▶ _MATERIAL SHOWN_:
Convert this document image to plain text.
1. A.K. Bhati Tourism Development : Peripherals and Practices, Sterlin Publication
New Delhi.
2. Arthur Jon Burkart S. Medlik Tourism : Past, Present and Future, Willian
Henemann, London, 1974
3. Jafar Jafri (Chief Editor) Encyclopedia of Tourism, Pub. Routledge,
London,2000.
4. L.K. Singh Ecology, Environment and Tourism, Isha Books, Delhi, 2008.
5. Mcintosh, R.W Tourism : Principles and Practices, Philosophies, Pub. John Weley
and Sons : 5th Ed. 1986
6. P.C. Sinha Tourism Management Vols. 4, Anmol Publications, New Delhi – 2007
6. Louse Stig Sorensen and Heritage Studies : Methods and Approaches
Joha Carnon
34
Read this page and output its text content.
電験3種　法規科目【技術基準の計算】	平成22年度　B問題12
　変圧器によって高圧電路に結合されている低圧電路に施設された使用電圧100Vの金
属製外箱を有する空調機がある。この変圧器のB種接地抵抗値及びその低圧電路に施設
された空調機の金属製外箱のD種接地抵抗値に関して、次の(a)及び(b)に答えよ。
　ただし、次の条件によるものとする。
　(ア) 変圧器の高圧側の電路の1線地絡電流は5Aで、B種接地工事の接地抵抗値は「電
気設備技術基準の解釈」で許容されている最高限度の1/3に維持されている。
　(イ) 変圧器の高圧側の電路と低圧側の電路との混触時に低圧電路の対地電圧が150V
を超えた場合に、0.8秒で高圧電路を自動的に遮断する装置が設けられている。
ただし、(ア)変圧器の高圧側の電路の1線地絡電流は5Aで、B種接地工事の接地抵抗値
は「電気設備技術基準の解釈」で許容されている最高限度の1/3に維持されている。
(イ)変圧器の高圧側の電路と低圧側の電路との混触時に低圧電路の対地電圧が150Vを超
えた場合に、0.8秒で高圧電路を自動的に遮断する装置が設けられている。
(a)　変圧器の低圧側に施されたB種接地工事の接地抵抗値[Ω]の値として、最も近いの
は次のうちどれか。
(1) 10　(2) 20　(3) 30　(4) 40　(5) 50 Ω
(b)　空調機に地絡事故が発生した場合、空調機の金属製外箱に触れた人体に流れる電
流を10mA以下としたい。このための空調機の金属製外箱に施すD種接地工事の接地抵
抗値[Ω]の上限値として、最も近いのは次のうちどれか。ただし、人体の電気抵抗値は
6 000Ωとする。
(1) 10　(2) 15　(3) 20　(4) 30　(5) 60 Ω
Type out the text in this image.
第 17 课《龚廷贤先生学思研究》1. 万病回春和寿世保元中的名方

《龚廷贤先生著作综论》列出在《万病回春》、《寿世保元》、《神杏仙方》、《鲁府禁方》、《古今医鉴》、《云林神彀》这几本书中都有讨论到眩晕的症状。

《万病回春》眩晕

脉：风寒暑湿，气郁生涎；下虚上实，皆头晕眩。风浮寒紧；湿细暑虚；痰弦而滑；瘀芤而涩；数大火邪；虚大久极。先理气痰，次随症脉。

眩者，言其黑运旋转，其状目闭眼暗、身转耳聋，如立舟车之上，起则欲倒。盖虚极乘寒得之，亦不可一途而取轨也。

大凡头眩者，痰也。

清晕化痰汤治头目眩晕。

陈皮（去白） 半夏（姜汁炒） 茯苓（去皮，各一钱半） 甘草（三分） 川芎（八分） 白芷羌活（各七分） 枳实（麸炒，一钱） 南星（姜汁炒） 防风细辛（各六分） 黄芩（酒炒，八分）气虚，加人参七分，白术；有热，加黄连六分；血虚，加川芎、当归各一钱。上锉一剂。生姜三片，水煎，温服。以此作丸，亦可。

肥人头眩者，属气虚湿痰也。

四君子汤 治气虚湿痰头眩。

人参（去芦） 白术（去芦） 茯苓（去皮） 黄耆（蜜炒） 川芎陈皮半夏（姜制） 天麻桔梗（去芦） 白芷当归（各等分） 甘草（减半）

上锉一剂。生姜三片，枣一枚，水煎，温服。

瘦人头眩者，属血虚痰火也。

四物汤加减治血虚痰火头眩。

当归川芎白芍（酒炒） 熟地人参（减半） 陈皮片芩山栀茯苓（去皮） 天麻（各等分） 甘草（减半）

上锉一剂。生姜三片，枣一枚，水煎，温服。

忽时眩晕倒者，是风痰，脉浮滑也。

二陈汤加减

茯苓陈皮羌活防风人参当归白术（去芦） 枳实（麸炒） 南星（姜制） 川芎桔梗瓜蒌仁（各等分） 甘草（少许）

▶ _EXERCISE DESCRIPTION_:
Through the last line of the entries above, beginning at the line containing "Type out the text in this image.", transcribe each line exactly, both ends included and nothing more.

▶ _CORRECT ANSWER_:
Type out the text in this image.
第 17 课《龚廷贤先生学思研究》1. 万病回春和寿世保元中的名方

《龚廷贤先生著作综论》列出在《万病回春》、《寿世保元》、《神杏仙方》、《鲁府禁方》、《古今医鉴》、《云林神彀》这几本书中都有讨论到眩晕的症状。

《万病回春》眩晕

脉：风寒暑湿，气郁生涎；下虚上实，皆头晕眩。风浮寒紧；湿细暑虚；痰弦而滑；瘀芤而涩；数大火邪；虚大久极。先理气痰，次随症脉。

眩者，言其黑运旋转，其状目闭眼暗、身转耳聋，如立舟车之上，起则欲倒。盖虚极乘寒得之，亦不可一途而取轨也。

大凡头眩者，痰也。

清晕化痰汤治头目眩晕。

陈皮（去白） 半夏（姜汁炒） 茯苓（去皮，各一钱半） 甘草（三分） 川芎（八分） 白芷羌活（各七分） 枳实（麸炒，一钱） 南星（姜汁炒） 防风细辛（各六分） 黄芩（酒炒，八分）气虚，加人参七分，白术；有热，加黄连六分；血虚，加川芎、当归各一钱。上锉一剂。生姜三片，水煎，温服。以此作丸，亦可。

肥人头眩者，属气虚湿痰也。

四君子汤 治气虚湿痰头眩。

人参（去芦） 白术（去芦） 茯苓（去皮） 黄耆（蜜炒） 川芎陈皮半夏（姜制） 天麻桔梗（去芦） 白芷当归（各等分） 甘草（减半）

上锉一剂。生姜三片，枣一枚，水煎，温服。

瘦人头眩者，属血虚痰火也。

四物汤加减治血虚痰火头眩。

当归川芎白芍（酒炒） 熟地人参（减半） 陈皮片芩山栀茯苓（去皮） 天麻（各等分） 甘草（减半）

上锉一剂。生姜三片，枣一枚，水煎，温服。

忽时眩晕倒者，是风痰，脉浮滑也。

二陈汤加减

茯苓陈皮羌活防风人参当归白术（去芦） 枳实（麸炒） 南星（姜制） 川芎桔梗瓜蒌仁（各等分） 甘草（少许）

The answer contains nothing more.